%%
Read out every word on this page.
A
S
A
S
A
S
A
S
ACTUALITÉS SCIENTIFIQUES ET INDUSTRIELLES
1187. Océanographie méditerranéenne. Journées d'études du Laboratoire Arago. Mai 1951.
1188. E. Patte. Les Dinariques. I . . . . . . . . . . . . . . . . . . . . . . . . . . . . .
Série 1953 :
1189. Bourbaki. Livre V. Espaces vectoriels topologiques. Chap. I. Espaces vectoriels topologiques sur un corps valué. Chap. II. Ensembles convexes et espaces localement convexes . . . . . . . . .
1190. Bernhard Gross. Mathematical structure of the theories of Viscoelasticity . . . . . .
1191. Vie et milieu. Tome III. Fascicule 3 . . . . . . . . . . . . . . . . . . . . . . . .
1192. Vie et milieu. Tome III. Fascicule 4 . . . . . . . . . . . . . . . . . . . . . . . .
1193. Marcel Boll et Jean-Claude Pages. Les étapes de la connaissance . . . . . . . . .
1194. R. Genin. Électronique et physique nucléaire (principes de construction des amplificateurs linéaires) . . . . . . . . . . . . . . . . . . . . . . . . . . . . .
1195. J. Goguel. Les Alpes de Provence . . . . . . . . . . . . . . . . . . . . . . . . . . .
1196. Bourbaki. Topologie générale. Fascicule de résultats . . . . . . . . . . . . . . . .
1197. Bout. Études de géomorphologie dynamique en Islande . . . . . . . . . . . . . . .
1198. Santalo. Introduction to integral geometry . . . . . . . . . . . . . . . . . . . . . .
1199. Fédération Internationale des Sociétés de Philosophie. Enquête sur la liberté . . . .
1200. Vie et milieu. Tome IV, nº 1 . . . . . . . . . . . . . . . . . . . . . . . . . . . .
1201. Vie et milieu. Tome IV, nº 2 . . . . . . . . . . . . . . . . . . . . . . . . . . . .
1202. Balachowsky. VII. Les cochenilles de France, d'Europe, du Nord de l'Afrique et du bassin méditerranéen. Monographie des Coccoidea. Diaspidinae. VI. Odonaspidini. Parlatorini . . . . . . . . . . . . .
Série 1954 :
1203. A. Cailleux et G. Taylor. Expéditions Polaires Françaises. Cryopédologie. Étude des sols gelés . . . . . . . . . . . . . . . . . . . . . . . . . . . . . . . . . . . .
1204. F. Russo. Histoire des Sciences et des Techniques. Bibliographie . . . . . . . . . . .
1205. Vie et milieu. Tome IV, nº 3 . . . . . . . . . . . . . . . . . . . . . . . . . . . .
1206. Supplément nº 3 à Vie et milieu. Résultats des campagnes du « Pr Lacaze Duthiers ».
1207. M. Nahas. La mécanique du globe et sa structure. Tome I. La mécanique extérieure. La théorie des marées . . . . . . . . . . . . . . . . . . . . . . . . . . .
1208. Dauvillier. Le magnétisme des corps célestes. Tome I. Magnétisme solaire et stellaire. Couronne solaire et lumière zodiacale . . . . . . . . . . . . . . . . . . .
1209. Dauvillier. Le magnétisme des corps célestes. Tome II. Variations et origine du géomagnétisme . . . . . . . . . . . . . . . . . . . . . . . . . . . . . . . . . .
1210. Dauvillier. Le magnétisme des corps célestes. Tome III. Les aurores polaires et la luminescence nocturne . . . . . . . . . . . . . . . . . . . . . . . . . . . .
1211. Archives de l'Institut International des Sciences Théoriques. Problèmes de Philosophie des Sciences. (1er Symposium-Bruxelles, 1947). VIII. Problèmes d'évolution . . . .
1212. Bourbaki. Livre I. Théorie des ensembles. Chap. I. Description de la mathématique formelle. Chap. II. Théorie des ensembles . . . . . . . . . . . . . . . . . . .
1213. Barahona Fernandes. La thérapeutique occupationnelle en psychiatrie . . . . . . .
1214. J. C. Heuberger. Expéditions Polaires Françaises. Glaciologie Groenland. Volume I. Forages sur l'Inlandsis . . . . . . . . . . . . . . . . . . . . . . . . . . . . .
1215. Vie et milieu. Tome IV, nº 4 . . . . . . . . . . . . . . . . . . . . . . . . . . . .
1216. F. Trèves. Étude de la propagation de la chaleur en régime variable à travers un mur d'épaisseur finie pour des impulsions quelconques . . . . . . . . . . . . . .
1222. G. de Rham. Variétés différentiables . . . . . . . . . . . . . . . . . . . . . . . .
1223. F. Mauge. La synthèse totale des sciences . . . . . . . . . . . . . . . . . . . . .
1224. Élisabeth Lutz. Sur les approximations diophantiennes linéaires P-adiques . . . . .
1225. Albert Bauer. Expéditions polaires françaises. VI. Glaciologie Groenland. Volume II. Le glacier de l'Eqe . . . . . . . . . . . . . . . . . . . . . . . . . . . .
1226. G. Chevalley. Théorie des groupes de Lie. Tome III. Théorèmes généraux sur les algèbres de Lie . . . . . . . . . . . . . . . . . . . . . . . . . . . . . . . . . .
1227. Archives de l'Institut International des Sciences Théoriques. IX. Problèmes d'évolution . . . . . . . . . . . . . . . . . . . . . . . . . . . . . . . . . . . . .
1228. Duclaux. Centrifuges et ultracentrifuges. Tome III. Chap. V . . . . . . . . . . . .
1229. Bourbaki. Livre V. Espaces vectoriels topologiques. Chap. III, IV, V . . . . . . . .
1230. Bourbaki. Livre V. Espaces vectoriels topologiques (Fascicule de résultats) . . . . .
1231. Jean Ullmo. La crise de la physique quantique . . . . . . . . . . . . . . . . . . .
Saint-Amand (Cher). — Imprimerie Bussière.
%%
» TASK DETAILS:
What is needed here is an exact reproduction of all the entries.

» TASK RESPONSE:
Read out every word on this page.
A
S
A
S
A
S
A
S
ACTUALITÉS SCIENTIFIQUES ET INDUSTRIELLES
1187. Océanographie méditerranéenne. Journées d'études du Laboratoire Arago. Mai 1951.
1188. E. Patte. Les Dinariques. I . . . . . . . . . . . . . . . . . . . . . . . . . . . . .
Série 1953 :
1189. Bourbaki. Livre V. Espaces vectoriels topologiques. Chap. I. Espaces vectoriels topologiques sur un corps valué. Chap. II. Ensembles convexes et espaces localement convexes . . . . . . . . .
1190. Bernhard Gross. Mathematical structure of the theories of Viscoelasticity . . . . . .
1191. Vie et milieu. Tome III. Fascicule 3 . . . . . . . . . . . . . . . . . . . . . . . .
1192. Vie et milieu. Tome III. Fascicule 4 . . . . . . . . . . . . . . . . . . . . . . . .
1193. Marcel Boll et Jean-Claude Pages. Les étapes de la connaissance . . . . . . . . .
1194. R. Genin. Électronique et physique nucléaire (principes de construction des amplificateurs linéaires) . . . . . . . . . . . . . . . . . . . . . . . . . . . . .
1195. J. Goguel. Les Alpes de Provence . . . . . . . . . . . . . . . . . . . . . . . . . . .
1196. Bourbaki. Topologie générale. Fascicule de résultats . . . . . . . . . . . . . . . .
1197. Bout. Études de géomorphologie dynamique en Islande . . . . . . . . . . . . . . .
1198. Santalo. Introduction to integral geometry . . . . . . . . . . . . . . . . . . . . . .
1199. Fédération Internationale des Sociétés de Philosophie. Enquête sur la liberté . . . .
1200. Vie et milieu. Tome IV, nº 1 . . . . . . . . . . . . . . . . . . . . . . . . . . . .
1201. Vie et milieu. Tome IV, nº 2 . . . . . . . . . . . . . . . . . . . . . . . . . . . .
1202. Balachowsky. VII. Les cochenilles de France, d'Europe, du Nord de l'Afrique et du bassin méditerranéen. Monographie des Coccoidea. Diaspidinae. VI. Odonaspidini. Parlatorini . . . . . . . . . . . . .
Série 1954 :
1203. A. Cailleux et G. Taylor. Expéditions Polaires Françaises. Cryopédologie. Étude des sols gelés . . . . . . . . . . . . . . . . . . . . . . . . . . . . . . . . . . . .
1204. F. Russo. Histoire des Sciences et des Techniques. Bibliographie . . . . . . . . . . .
1205. Vie et milieu. Tome IV, nº 3 . . . . . . . . . . . . . . . . . . . . . . . . . . . .
1206. Supplément nº 3 à Vie et milieu. Résultats des campagnes du « Pr Lacaze Duthiers ».
1207. M. Nahas. La mécanique du globe et sa structure. Tome I. La mécanique extérieure. La théorie des marées . . . . . . . . . . . . . . . . . . . . . . . . . . .
1208. Dauvillier. Le magnétisme des corps célestes. Tome I. Magnétisme solaire et stellaire. Couronne solaire et lumière zodiacale . . . . . . . . . . . . . . . . . . .
1209. Dauvillier. Le magnétisme des corps célestes. Tome II. Variations et origine du géomagnétisme . . . . . . . . . . . . . . . . . . . . . . . . . . . . . . . . . .
1210. Dauvillier. Le magnétisme des corps célestes. Tome III. Les aurores polaires et la luminescence nocturne . . . . . . . . . . . . . . . . . . . . . . . . . . . .
1211. Archives de l'Institut International des Sciences Théoriques. Problèmes de Philosophie des Sciences. (1er Symposium-Bruxelles, 1947). VIII. Problèmes d'évolution . . . .
1212. Bourbaki. Livre I. Théorie des ensembles. Chap. I. Description de la mathématique formelle. Chap. II. Théorie des ensembles . . . . . . . . . . . . . . . . . . .
1213. Barahona Fernandes. La thérapeutique occupationnelle en psychiatrie . . . . . . .
1214. J. C. Heuberger. Expéditions Polaires Françaises. Glaciologie Groenland. Volume I. Forages sur l'Inlandsis . . . . . . . . . . . . . . . . . . . . . . . . . . . . .
1215. Vie et milieu. Tome IV, nº 4 . . . . . . . . . . . . . . . . . . . . . . . . . . . .
1216. F. Trèves. Étude de la propagation de la chaleur en régime variable à travers un mur d'épaisseur finie pour des impulsions quelconques . . . . . . . . . . . . . .
1222. G. de Rham. Variétés différentiables . . . . . . . . . . . . . . . . . . . . . . . .
1223. F. Mauge. La synthèse totale des sciences . . . . . . . . . . . . . . . . . . . . .
1224. Élisabeth Lutz. Sur les approximations diophantiennes linéaires P-adiques . . . . .
1225. Albert Bauer. Expéditions polaires françaises. VI. Glaciologie Groenland. Volume II. Le glacier de l'Eqe . . . . . . . . . . . . . . . . . . . . . . . . . . . .
1226. G. Chevalley. Théorie des groupes de Lie. Tome III. Théorèmes généraux sur les algèbres de Lie . . . . . . . . . . . . . . . . . . . . . . . . . . . . . . . . . .
1227. Archives de l'Institut International des Sciences Théoriques. IX. Problèmes d'évolution . . . . . . . . . . . . . . . . . . . . . . . . . . . . . . . . . . . . .
1228. Duclaux. Centrifuges et ultracentrifuges. Tome III. Chap. V . . . . . . . . . . . .
1229. Bourbaki. Livre V. Espaces vectoriels topologiques. Chap. III, IV, V . . . . . . . .
1230. Bourbaki. Livre V. Espaces vectoriels topologiques (Fascicule de résultats) . . . . .
1231. Jean Ullmo. La crise de la physique quantique . . . . . . . . . . . . . . . . . . .
Saint-Amand (Cher). — Imprimerie Bussière.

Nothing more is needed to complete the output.